[BEGIN INFORMATION PROVIDED]

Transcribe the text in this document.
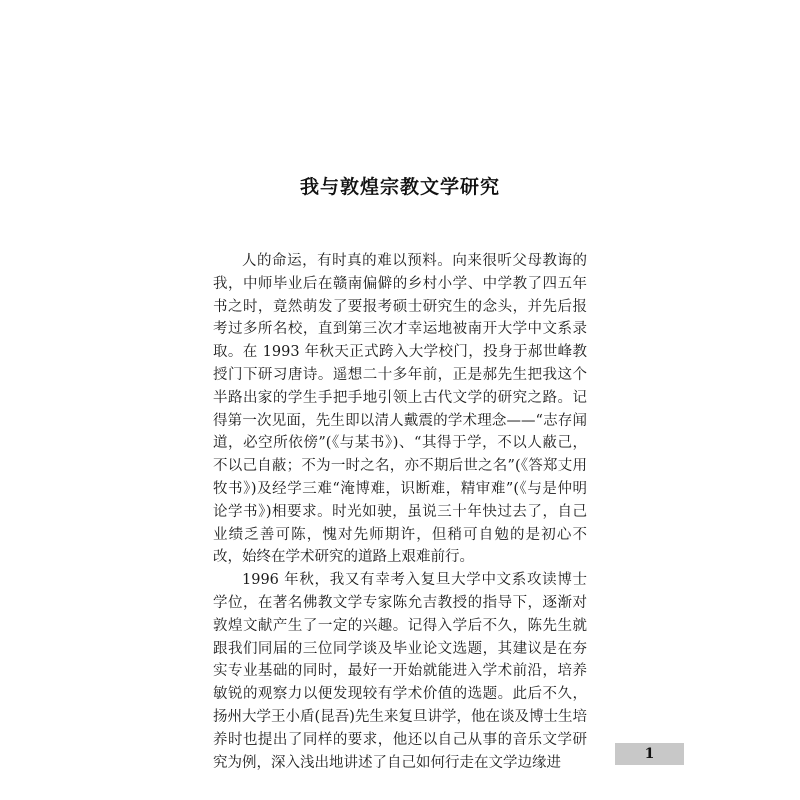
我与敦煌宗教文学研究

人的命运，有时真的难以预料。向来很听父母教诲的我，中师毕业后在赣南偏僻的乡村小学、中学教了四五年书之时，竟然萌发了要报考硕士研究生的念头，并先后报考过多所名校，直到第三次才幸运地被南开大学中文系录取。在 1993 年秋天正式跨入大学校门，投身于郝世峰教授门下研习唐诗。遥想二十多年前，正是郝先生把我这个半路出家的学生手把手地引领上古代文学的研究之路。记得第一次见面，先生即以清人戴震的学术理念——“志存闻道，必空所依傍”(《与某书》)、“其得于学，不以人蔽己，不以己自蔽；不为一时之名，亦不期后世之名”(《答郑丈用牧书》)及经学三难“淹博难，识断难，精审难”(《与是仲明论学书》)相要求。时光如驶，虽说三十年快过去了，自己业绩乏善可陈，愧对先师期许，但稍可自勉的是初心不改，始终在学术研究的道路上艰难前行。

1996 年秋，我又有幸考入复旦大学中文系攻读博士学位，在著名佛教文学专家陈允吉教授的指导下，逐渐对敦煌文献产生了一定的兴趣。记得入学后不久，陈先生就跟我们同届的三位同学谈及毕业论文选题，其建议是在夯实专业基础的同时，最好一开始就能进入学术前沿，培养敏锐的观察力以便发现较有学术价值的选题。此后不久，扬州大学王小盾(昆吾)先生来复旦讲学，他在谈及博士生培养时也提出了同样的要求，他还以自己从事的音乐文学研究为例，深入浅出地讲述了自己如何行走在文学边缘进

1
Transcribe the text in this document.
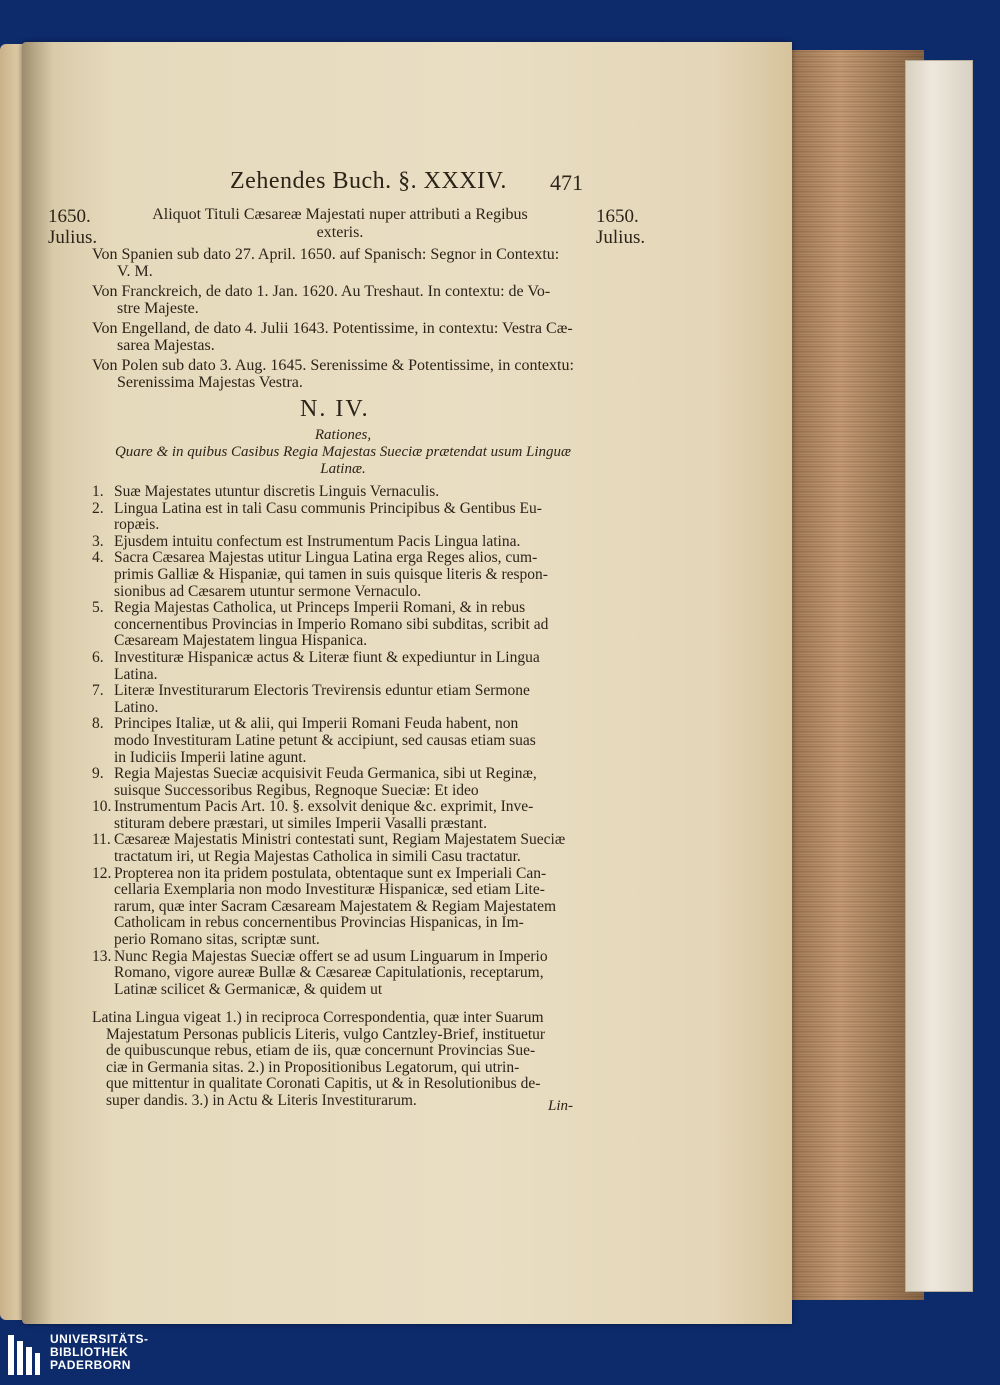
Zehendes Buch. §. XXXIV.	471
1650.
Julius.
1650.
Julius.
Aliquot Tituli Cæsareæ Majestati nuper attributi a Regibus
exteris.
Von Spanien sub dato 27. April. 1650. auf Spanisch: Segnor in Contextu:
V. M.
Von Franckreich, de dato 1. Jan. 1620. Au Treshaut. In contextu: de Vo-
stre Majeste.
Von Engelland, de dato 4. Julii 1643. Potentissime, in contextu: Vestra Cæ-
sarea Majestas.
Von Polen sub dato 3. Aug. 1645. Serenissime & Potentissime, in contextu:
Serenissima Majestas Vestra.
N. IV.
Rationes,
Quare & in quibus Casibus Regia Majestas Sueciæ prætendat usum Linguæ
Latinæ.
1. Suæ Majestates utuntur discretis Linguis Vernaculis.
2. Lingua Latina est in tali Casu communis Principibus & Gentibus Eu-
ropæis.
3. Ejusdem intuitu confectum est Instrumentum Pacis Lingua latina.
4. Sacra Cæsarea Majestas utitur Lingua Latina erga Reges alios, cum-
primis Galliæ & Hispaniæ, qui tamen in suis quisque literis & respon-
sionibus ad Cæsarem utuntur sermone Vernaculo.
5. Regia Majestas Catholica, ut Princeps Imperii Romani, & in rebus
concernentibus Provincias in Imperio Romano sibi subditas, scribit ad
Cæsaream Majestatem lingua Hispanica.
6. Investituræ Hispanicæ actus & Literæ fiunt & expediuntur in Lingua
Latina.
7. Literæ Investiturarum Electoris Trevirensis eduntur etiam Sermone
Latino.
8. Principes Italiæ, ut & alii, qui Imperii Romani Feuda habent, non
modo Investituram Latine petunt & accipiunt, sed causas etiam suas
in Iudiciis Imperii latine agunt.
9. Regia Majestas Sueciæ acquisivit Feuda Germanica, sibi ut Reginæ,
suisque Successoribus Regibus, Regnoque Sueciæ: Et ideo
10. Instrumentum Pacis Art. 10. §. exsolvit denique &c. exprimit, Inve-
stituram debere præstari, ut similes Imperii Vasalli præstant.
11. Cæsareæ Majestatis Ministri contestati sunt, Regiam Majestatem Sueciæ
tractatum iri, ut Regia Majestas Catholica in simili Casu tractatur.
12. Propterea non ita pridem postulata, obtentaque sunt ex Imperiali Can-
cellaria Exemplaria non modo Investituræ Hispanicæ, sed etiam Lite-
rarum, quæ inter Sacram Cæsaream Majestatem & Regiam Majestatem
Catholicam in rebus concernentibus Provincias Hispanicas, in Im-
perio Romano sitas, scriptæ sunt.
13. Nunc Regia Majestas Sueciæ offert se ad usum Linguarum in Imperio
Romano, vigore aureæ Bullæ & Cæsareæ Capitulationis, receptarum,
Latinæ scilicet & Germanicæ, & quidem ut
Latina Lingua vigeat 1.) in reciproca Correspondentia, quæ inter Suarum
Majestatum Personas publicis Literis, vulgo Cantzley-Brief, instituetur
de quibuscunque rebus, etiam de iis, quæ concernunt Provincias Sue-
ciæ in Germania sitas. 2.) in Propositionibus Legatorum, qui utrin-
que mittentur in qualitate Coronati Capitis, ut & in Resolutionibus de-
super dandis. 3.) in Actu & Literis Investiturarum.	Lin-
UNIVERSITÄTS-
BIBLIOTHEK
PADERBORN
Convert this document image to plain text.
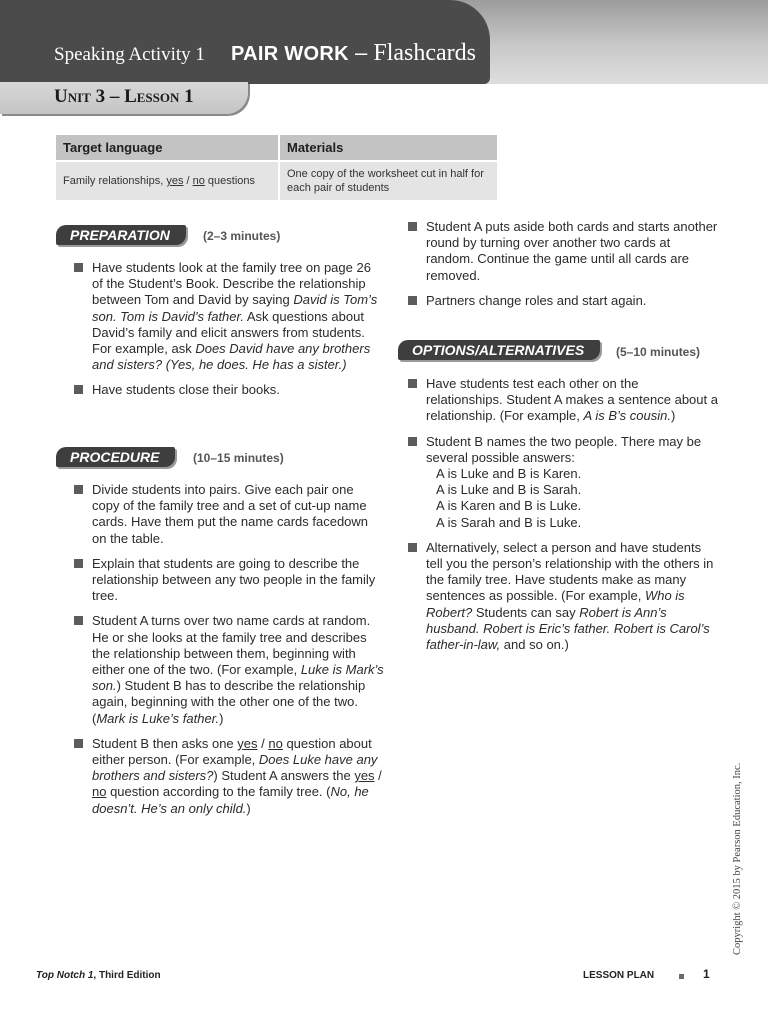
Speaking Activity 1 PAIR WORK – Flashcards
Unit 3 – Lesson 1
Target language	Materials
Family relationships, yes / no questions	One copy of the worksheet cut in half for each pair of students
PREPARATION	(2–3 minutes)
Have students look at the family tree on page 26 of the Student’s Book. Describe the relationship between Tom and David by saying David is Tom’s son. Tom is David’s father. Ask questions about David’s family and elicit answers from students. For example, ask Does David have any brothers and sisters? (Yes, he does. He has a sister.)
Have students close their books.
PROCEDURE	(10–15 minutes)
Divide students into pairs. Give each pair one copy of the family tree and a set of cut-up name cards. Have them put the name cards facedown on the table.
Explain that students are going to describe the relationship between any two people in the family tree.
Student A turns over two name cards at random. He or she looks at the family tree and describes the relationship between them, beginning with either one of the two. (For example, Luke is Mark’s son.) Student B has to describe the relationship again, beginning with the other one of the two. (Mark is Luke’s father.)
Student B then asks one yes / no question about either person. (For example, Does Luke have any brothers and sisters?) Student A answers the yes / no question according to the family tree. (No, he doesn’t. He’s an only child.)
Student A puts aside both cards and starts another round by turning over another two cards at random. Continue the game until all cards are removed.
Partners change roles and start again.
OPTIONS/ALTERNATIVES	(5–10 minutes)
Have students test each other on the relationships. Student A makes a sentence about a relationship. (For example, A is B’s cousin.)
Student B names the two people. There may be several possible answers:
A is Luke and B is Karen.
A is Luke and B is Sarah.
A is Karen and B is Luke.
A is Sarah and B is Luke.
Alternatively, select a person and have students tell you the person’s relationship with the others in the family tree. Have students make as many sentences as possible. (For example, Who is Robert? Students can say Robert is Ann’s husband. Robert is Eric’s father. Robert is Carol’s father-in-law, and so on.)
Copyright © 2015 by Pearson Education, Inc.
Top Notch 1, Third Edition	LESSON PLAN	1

[END INFORMATION PROVIDED]

### EXERCISE INSTRUCTIONS
Extract every line above that contains the word "Investituræ".

### COMPLETE ANSWER
6. Investituræ Hispanicæ actus & Literæ fiunt & expediuntur in Lingua
cellaria Exemplaria non modo Investituræ Hispanicæ, sed etiam Lite-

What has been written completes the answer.